*AIM OF THE TASK*
Output an exact reproduction of the data.

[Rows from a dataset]
━━━━━━━━

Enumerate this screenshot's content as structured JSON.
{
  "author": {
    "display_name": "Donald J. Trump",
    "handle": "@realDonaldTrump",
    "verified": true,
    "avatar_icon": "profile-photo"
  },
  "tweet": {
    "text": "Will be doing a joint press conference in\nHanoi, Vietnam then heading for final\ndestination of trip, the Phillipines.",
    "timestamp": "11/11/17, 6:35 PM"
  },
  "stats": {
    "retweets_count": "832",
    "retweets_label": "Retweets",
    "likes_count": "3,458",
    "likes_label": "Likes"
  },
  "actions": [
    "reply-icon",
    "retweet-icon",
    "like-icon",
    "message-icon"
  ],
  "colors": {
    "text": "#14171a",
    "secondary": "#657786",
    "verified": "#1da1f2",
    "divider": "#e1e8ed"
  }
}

━━━━━━━━

*RESULT FOR THIS EXERCISE*
Enumerate this screenshot's content as structured JSON.
{
  "author": {
    "display_name": "Donald J. Trump",
    "handle": "@realDonaldTrump",
    "verified": true,
    "avatar_icon": "profile-photo"
  },
  "tweet": {
    "text": "Will be doing a joint press conference in\nHanoi, Vietnam then heading for final\ndestination of trip, the Phillipines.",
    "timestamp": "11/11/17, 6:35 PM"
  },
  "stats": {
    "retweets_count": "832",
    "retweets_label": "Retweets",
    "likes_count": "3,458",
    "likes_label": "Likes"
  },
  "actions": [
    "reply-icon",
    "retweet-icon",
    "like-icon",
    "message-icon"
  ],
  "colors": {
    "text": "#14171a",
    "secondary": "#657786",
    "verified": "#1da1f2",
    "divider": "#e1e8ed"
  }
}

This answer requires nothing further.